Short problem: Please print every record below exactly as it appears.

[Data items]
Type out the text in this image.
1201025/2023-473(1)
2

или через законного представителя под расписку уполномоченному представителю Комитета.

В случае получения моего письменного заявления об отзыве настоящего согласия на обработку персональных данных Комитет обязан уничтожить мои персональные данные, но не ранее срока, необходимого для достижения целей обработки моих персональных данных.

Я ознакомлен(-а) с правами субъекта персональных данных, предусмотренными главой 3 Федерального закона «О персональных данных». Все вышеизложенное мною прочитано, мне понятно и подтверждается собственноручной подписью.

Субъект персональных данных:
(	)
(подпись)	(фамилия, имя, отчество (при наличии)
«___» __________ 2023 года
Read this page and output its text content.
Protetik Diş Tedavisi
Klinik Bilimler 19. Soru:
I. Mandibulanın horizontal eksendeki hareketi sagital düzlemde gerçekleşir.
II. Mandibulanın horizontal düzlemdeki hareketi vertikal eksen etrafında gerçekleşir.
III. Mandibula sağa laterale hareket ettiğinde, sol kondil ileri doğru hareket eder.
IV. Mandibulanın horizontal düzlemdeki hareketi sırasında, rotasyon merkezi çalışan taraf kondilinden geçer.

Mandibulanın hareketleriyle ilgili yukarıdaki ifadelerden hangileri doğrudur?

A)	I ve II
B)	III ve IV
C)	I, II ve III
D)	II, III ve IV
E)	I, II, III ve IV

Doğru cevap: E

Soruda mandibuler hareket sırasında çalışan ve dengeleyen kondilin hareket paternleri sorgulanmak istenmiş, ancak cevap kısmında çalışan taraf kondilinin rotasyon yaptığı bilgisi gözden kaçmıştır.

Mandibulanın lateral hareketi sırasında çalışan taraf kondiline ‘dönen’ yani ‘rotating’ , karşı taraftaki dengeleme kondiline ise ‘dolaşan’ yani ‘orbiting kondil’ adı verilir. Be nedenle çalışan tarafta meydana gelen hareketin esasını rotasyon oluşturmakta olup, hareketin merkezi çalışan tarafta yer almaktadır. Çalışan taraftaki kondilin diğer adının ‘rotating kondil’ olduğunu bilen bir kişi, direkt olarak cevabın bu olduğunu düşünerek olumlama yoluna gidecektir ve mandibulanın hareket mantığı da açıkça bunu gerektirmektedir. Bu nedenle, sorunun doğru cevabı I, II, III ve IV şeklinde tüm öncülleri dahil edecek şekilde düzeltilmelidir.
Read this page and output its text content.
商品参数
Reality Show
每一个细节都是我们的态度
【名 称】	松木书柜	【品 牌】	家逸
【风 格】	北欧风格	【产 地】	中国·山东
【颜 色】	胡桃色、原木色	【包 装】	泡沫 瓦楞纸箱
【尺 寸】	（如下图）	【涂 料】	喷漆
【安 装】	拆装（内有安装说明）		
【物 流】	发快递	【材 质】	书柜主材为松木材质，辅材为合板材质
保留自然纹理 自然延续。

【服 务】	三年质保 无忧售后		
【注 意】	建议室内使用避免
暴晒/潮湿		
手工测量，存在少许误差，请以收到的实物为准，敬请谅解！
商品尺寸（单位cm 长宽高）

The solution:
Type out the text in this image.
1201025/2023-473(1)
2

или через законного представителя под расписку уполномоченному представителю Комитета.

В случае получения моего письменного заявления об отзыве настоящего согласия на обработку персональных данных Комитет обязан уничтожить мои персональные данные, но не ранее срока, необходимого для достижения целей обработки моих персональных данных.

Я ознакомлен(-а) с правами субъекта персональных данных, предусмотренными главой 3 Федерального закона «О персональных данных». Все вышеизложенное мною прочитано, мне понятно и подтверждается собственноручной подписью.

Субъект персональных данных:
(	)
(подпись)	(фамилия, имя, отчество (при наличии)
«___» __________ 2023 года
Read this page and output its text content.
Protetik Diş Tedavisi
Klinik Bilimler 19. Soru:
I. Mandibulanın horizontal eksendeki hareketi sagital düzlemde gerçekleşir.
II. Mandibulanın horizontal düzlemdeki hareketi vertikal eksen etrafında gerçekleşir.
III. Mandibula sağa laterale hareket ettiğinde, sol kondil ileri doğru hareket eder.
IV. Mandibulanın horizontal düzlemdeki hareketi sırasında, rotasyon merkezi çalışan taraf kondilinden geçer.

Mandibulanın hareketleriyle ilgili yukarıdaki ifadelerden hangileri doğrudur?

A)	I ve II
B)	III ve IV
C)	I, II ve III
D)	II, III ve IV
E)	I, II, III ve IV

Doğru cevap: E

Soruda mandibuler hareket sırasında çalışan ve dengeleyen kondilin hareket paternleri sorgulanmak istenmiş, ancak cevap kısmında çalışan taraf kondilinin rotasyon yaptığı bilgisi gözden kaçmıştır.

Mandibulanın lateral hareketi sırasında çalışan taraf kondiline ‘dönen’ yani ‘rotating’ , karşı taraftaki dengeleme kondiline ise ‘dolaşan’ yani ‘orbiting kondil’ adı verilir. Be nedenle çalışan tarafta meydana gelen hareketin esasını rotasyon oluşturmakta olup, hareketin merkezi çalışan tarafta yer almaktadır. Çalışan taraftaki kondilin diğer adının ‘rotating kondil’ olduğunu bilen bir kişi, direkt olarak cevabın bu olduğunu düşünerek olumlama yoluna gidecektir ve mandibulanın hareket mantığı da açıkça bunu gerektirmektedir. Bu nedenle, sorunun doğru cevabı I, II, III ve IV şeklinde tüm öncülleri dahil edecek şekilde düzeltilmelidir.
Read this page and output its text content.
商品参数
Reality Show
每一个细节都是我们的态度
【名 称】	松木书柜	【品 牌】	家逸
【风 格】	北欧风格	【产 地】	中国·山东
【颜 色】	胡桃色、原木色	【包 装】	泡沫 瓦楞纸箱
【尺 寸】	（如下图）	【涂 料】	喷漆
【安 装】	拆装（内有安装说明）		
【物 流】	发快递	【材 质】	书柜主材为松木材质，辅材为合板材质
保留自然纹理 自然延续。

【服 务】	三年质保 无忧售后		
【注 意】	建议室内使用避免
暴晒/潮湿		
手工测量，存在少许误差，请以收到的实物为准，敬请谅解！
商品尺寸（单位cm 长宽高）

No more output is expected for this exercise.